* _Your task_: An exact copy of the records is required, minus the pictures they hold.

— Start —

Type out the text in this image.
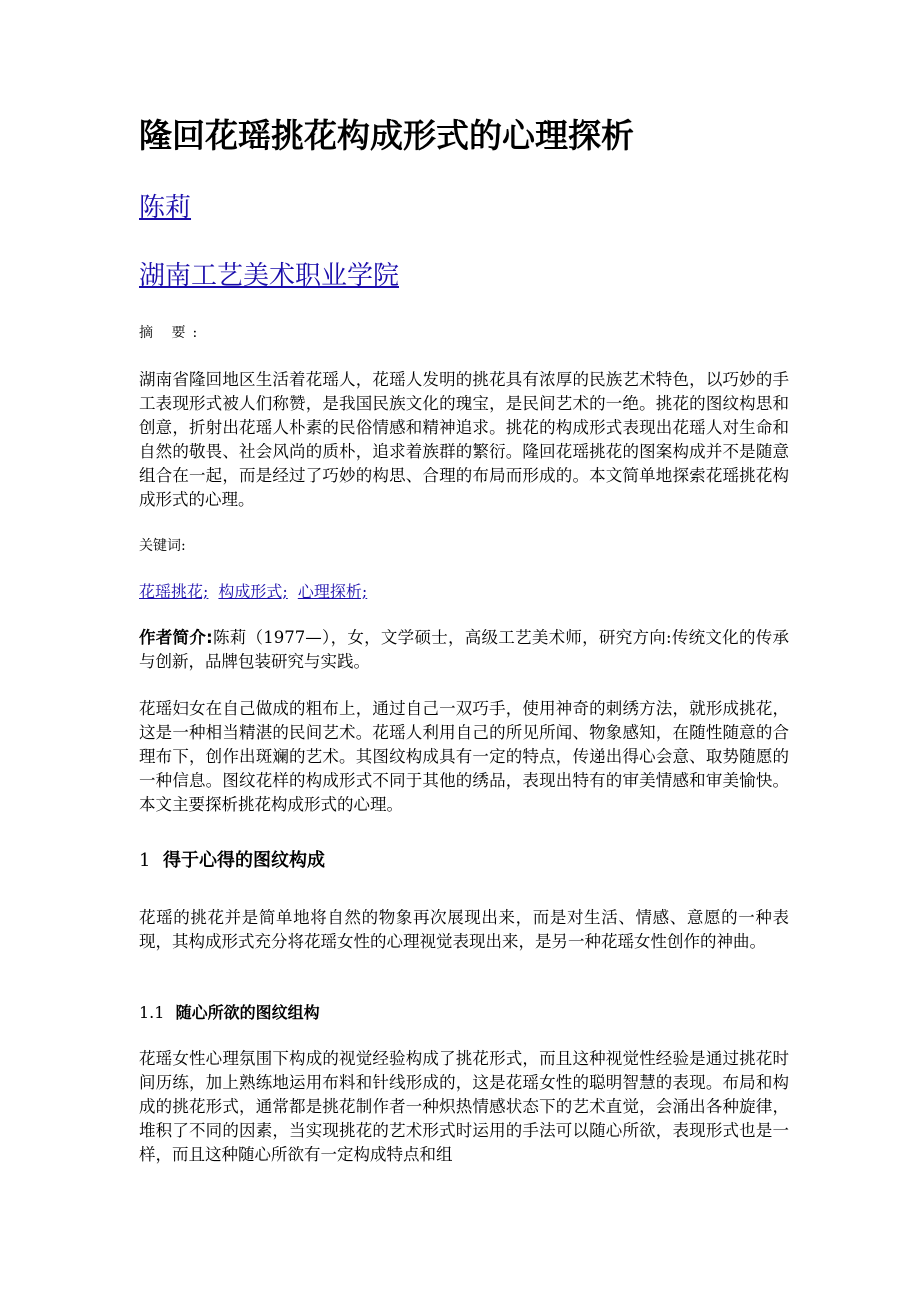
隆回花瑶挑花构成形式的心理探析
陈莉
湖南工艺美术职业学院

摘 要:

湖南省隆回地区生活着花瑶人，花瑶人发明的挑花具有浓厚的民族艺术特色，以巧妙的手工表现形式被人们称赞，是我国民族文化的瑰宝，是民间艺术的一绝。挑花的图纹构思和创意，折射出花瑶人朴素的民俗情感和精神追求。挑花的构成形式表现出花瑶人对生命和自然的敬畏、社会风尚的质朴，追求着族群的繁衍。隆回花瑶挑花的图案构成并不是随意组合在一起，而是经过了巧妙的构思、合理的布局而形成的。本文简单地探索花瑶挑花构成形式的心理。

关键词:

花瑶挑花; 构成形式; 心理探析;

作者简介:陈莉（1977—），女，文学硕士，高级工艺美术师，研究方向:传统文化的传承与创新，品牌包装研究与实践。

花瑶妇女在自己做成的粗布上，通过自己一双巧手，使用神奇的刺绣方法，就形成挑花，这是一种相当精湛的民间艺术。花瑶人利用自己的所见所闻、物象感知，在随性随意的合理布下，创作出斑斓的艺术。其图纹构成具有一定的特点，传递出得心会意、取势随愿的一种信息。图纹花样的构成形式不同于其他的绣品，表现出特有的审美情感和审美愉快。本文主要探析挑花构成形式的心理。

1 得于心得的图纹构成

花瑶的挑花并是简单地将自然的物象再次展现出来，而是对生活、情感、意愿的一种表现，其构成形式充分将花瑶女性的心理视觉表现出来，是另一种花瑶女性创作的神曲。

1.1 随心所欲的图纹组构

花瑶女性心理氛围下构成的视觉经验构成了挑花形式，而且这种视觉性经验是通过挑花时间历练，加上熟练地运用布料和针线形成的，这是花瑶女性的聪明智慧的表现。布局和构成的挑花形式，通常都是挑花制作者一种炽热情感状态下的艺术直觉，会涌出各种旋律，堆积了不同的因素，当实现挑花的艺术形式时运用的手法可以随心所欲，表现形式也是一样，而且这种随心所欲有一定构成特点和组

— End —

* _Solution_:
Type out the text in this image.
隆回花瑶挑花构成形式的心理探析
陈莉
湖南工艺美术职业学院

摘 要:

湖南省隆回地区生活着花瑶人，花瑶人发明的挑花具有浓厚的民族艺术特色，以巧妙的手工表现形式被人们称赞，是我国民族文化的瑰宝，是民间艺术的一绝。挑花的图纹构思和创意，折射出花瑶人朴素的民俗情感和精神追求。挑花的构成形式表现出花瑶人对生命和自然的敬畏、社会风尚的质朴，追求着族群的繁衍。隆回花瑶挑花的图案构成并不是随意组合在一起，而是经过了巧妙的构思、合理的布局而形成的。本文简单地探索花瑶挑花构成形式的心理。

关键词:

花瑶挑花; 构成形式; 心理探析;

作者简介:陈莉（1977—），女，文学硕士，高级工艺美术师，研究方向:传统文化的传承与创新，品牌包装研究与实践。

花瑶妇女在自己做成的粗布上，通过自己一双巧手，使用神奇的刺绣方法，就形成挑花，这是一种相当精湛的民间艺术。花瑶人利用自己的所见所闻、物象感知，在随性随意的合理布下，创作出斑斓的艺术。其图纹构成具有一定的特点，传递出得心会意、取势随愿的一种信息。图纹花样的构成形式不同于其他的绣品，表现出特有的审美情感和审美愉快。本文主要探析挑花构成形式的心理。

1 得于心得的图纹构成

花瑶的挑花并是简单地将自然的物象再次展现出来，而是对生活、情感、意愿的一种表现，其构成形式充分将花瑶女性的心理视觉表现出来，是另一种花瑶女性创作的神曲。

1.1 随心所欲的图纹组构

花瑶女性心理氛围下构成的视觉经验构成了挑花形式，而且这种视觉性经验是通过挑花时间历练，加上熟练地运用布料和针线形成的，这是花瑶女性的聪明智慧的表现。布局和构成的挑花形式，通常都是挑花制作者一种炽热情感状态下的艺术直觉，会涌出各种旋律，堆积了不同的因素，当实现挑花的艺术形式时运用的手法可以随心所欲，表现形式也是一样，而且这种随心所欲有一定构成特点和组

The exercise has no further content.